Restate the entries below word for word, omitting nothing.
* start Data in this exercise *
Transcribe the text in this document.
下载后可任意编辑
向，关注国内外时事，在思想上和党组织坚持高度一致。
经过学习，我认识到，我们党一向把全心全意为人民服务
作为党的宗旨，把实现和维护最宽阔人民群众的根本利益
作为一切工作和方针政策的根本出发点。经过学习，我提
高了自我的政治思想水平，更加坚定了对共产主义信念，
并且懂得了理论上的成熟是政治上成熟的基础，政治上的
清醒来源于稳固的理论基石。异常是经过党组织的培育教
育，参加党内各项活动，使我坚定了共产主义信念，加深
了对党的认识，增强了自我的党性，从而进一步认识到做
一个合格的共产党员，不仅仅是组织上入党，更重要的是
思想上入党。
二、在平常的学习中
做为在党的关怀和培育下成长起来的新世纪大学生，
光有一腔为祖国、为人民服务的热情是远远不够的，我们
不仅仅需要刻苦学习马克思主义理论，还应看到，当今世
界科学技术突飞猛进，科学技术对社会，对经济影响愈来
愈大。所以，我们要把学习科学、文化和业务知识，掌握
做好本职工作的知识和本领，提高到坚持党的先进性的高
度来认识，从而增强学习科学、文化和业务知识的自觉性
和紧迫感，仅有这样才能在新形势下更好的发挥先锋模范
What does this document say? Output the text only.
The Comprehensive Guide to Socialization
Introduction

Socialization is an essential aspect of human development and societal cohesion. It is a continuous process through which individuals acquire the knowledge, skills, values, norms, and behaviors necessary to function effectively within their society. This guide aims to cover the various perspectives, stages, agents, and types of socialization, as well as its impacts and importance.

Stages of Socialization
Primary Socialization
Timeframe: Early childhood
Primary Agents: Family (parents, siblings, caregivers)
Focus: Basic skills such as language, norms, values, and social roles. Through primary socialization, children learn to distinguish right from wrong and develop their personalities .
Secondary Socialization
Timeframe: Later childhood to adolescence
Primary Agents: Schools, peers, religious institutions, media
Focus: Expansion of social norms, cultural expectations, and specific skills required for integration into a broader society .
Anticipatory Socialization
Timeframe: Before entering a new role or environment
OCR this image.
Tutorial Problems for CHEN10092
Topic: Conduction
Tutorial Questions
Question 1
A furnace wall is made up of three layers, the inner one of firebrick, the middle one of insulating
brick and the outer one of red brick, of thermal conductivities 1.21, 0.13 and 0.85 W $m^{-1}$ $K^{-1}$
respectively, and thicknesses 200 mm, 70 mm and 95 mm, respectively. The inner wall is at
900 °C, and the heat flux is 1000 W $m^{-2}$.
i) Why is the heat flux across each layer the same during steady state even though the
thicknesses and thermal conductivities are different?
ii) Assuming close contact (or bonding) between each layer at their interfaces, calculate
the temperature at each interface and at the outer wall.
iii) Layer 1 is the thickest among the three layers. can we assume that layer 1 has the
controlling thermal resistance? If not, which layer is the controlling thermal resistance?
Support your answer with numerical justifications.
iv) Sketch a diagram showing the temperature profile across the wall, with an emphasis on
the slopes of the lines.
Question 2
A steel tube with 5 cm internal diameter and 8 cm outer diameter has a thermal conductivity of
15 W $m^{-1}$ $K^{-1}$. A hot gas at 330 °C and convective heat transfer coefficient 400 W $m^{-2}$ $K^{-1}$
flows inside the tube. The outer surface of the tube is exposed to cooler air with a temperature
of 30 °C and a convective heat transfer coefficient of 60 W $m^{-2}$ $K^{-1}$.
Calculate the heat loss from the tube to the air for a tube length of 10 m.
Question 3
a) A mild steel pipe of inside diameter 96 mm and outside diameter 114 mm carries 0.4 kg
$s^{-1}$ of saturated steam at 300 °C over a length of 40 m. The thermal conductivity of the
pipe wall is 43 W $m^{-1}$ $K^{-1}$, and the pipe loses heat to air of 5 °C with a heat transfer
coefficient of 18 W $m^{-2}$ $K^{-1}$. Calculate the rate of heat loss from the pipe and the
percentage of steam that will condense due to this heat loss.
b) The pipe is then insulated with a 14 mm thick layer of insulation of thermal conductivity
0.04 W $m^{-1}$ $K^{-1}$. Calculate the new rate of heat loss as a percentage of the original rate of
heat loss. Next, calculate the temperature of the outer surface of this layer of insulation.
* end Data in this exercise *
▶ Answer:
Transcribe the text in this document.
下载后可任意编辑
向，关注国内外时事，在思想上和党组织坚持高度一致。
经过学习，我认识到，我们党一向把全心全意为人民服务
作为党的宗旨，把实现和维护最宽阔人民群众的根本利益
作为一切工作和方针政策的根本出发点。经过学习，我提
高了自我的政治思想水平，更加坚定了对共产主义信念，
并且懂得了理论上的成熟是政治上成熟的基础，政治上的
清醒来源于稳固的理论基石。异常是经过党组织的培育教
育，参加党内各项活动，使我坚定了共产主义信念，加深
了对党的认识，增强了自我的党性，从而进一步认识到做
一个合格的共产党员，不仅仅是组织上入党，更重要的是
思想上入党。
二、在平常的学习中
做为在党的关怀和培育下成长起来的新世纪大学生，
光有一腔为祖国、为人民服务的热情是远远不够的，我们
不仅仅需要刻苦学习马克思主义理论，还应看到，当今世
界科学技术突飞猛进，科学技术对社会，对经济影响愈来
愈大。所以，我们要把学习科学、文化和业务知识，掌握
做好本职工作的知识和本领，提高到坚持党的先进性的高
度来认识，从而增强学习科学、文化和业务知识的自觉性
和紧迫感，仅有这样才能在新形势下更好的发挥先锋模范
What does this document say? Output the text only.
The Comprehensive Guide to Socialization
Introduction

Socialization is an essential aspect of human development and societal cohesion. It is a continuous process through which individuals acquire the knowledge, skills, values, norms, and behaviors necessary to function effectively within their society. This guide aims to cover the various perspectives, stages, agents, and types of socialization, as well as its impacts and importance.

Stages of Socialization
Primary Socialization
Timeframe: Early childhood
Primary Agents: Family (parents, siblings, caregivers)
Focus: Basic skills such as language, norms, values, and social roles. Through primary socialization, children learn to distinguish right from wrong and develop their personalities .
Secondary Socialization
Timeframe: Later childhood to adolescence
Primary Agents: Schools, peers, religious institutions, media
Focus: Expansion of social norms, cultural expectations, and specific skills required for integration into a broader society .
Anticipatory Socialization
Timeframe: Before entering a new role or environment
OCR this image.
Tutorial Problems for CHEN10092
Topic: Conduction
Tutorial Questions
Question 1
A furnace wall is made up of three layers, the inner one of firebrick, the middle one of insulating
brick and the outer one of red brick, of thermal conductivities 1.21, 0.13 and 0.85 W $m^{-1}$ $K^{-1}$
respectively, and thicknesses 200 mm, 70 mm and 95 mm, respectively. The inner wall is at
900 °C, and the heat flux is 1000 W $m^{-2}$.
i) Why is the heat flux across each layer the same during steady state even though the
thicknesses and thermal conductivities are different?
ii) Assuming close contact (or bonding) between each layer at their interfaces, calculate
the temperature at each interface and at the outer wall.
iii) Layer 1 is the thickest among the three layers. can we assume that layer 1 has the
controlling thermal resistance? If not, which layer is the controlling thermal resistance?
Support your answer with numerical justifications.
iv) Sketch a diagram showing the temperature profile across the wall, with an emphasis on
the slopes of the lines.
Question 2
A steel tube with 5 cm internal diameter and 8 cm outer diameter has a thermal conductivity of
15 W $m^{-1}$ $K^{-1}$. A hot gas at 330 °C and convective heat transfer coefficient 400 W $m^{-2}$ $K^{-1}$
flows inside the tube. The outer surface of the tube is exposed to cooler air with a temperature
of 30 °C and a convective heat transfer coefficient of 60 W $m^{-2}$ $K^{-1}$.
Calculate the heat loss from the tube to the air for a tube length of 10 m.
Question 3
a) A mild steel pipe of inside diameter 96 mm and outside diameter 114 mm carries 0.4 kg
$s^{-1}$ of saturated steam at 300 °C over a length of 40 m. The thermal conductivity of the
pipe wall is 43 W $m^{-1}$ $K^{-1}$, and the pipe loses heat to air of 5 °C with a heat transfer
coefficient of 18 W $m^{-2}$ $K^{-1}$. Calculate the rate of heat loss from the pipe and the
percentage of steam that will condense due to this heat loss.
b) The pipe is then insulated with a 14 mm thick layer of insulation of thermal conductivity
0.04 W $m^{-1}$ $K^{-1}$. Calculate the new rate of heat loss as a percentage of the original rate of
heat loss. Next, calculate the temperature of the outer surface of this layer of insulation.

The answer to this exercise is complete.